- **DATA ENTRIES**:
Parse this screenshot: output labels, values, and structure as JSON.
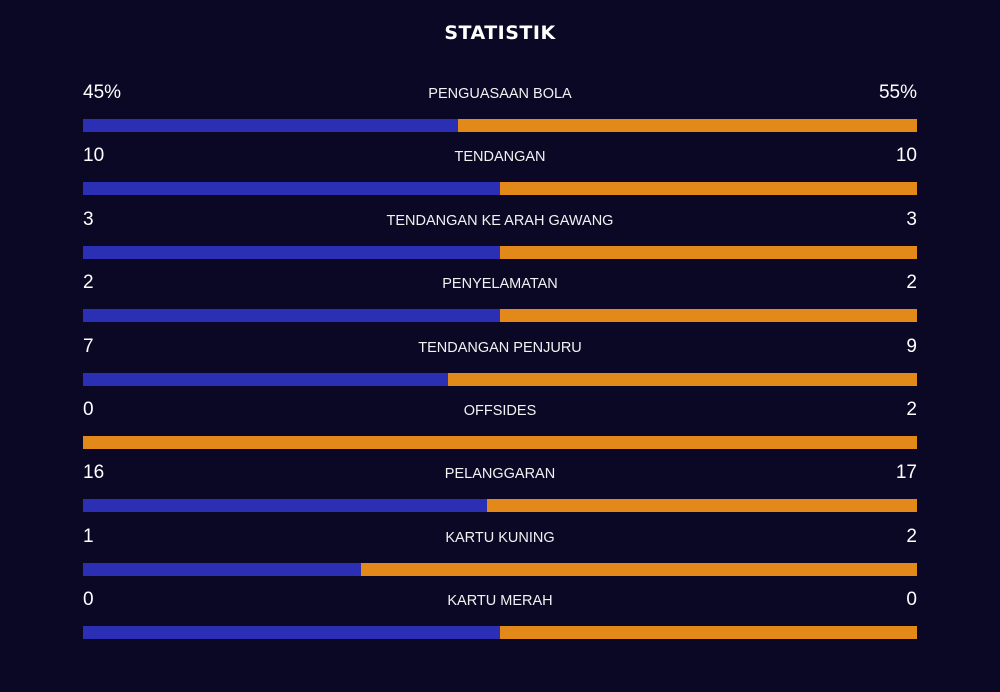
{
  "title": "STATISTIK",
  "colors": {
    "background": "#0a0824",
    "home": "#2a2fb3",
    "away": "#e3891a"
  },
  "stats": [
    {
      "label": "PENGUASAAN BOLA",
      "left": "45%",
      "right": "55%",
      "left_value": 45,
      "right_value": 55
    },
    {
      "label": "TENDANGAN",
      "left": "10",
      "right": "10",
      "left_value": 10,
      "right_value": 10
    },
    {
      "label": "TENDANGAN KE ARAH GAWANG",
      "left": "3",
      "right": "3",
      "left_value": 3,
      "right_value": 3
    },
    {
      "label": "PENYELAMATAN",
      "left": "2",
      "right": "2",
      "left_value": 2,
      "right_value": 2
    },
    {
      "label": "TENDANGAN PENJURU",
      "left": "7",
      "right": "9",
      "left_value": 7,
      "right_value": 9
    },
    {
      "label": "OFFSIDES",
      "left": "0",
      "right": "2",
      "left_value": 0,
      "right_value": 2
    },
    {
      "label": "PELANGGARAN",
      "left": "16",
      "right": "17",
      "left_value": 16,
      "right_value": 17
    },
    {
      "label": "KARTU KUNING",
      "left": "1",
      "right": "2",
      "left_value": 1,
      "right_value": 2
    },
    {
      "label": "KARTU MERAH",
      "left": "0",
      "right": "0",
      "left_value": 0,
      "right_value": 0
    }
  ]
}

- **GIVEN REQUEST**:
For each line in the data above that contains the string "TENDANGAN", extract the line.

- **TASK ANSWER**:
      "label": "TENDANGAN",
      "label": "TENDANGAN KE ARAH GAWANG",
      "label": "TENDANGAN PENJURU",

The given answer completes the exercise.